▶ [Problem details] Pick out the lines below that include the string "title".

═════ Records for the task ═════

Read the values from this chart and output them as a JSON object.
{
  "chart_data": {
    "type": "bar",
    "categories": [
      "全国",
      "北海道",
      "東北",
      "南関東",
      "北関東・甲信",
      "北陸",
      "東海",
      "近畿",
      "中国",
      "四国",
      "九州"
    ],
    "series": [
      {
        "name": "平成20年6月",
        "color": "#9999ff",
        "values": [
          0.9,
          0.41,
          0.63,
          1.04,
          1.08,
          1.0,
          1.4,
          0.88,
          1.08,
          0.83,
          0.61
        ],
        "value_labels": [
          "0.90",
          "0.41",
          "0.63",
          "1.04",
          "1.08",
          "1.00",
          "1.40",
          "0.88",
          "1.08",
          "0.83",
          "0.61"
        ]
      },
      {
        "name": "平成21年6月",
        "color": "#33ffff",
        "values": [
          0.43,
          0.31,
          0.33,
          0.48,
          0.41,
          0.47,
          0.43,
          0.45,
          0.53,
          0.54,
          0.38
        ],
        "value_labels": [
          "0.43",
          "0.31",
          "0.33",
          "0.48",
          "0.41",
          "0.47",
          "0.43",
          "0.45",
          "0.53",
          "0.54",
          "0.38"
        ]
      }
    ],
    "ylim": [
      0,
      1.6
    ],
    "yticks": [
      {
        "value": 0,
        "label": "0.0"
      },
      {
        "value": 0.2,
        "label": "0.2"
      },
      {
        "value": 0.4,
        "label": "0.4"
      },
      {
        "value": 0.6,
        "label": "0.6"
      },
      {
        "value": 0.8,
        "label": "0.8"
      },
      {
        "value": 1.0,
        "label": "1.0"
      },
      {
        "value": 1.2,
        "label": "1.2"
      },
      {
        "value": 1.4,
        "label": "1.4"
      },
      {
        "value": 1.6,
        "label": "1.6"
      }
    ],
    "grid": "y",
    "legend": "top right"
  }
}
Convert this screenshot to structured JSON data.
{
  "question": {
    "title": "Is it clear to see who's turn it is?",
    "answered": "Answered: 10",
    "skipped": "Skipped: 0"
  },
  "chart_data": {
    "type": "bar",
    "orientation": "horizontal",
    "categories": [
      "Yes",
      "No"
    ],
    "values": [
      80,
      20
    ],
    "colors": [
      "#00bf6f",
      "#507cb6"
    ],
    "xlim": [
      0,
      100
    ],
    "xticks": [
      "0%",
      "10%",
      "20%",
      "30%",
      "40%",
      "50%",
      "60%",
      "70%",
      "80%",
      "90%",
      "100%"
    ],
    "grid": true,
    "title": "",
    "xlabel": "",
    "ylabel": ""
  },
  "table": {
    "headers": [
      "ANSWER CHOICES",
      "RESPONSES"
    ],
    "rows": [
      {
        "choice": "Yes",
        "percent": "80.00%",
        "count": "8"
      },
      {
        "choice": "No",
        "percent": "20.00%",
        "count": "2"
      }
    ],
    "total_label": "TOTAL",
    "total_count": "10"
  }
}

═════

▶ [Exercise result]
    "title": "Is it clear to see who's turn it is?",
    "title": "",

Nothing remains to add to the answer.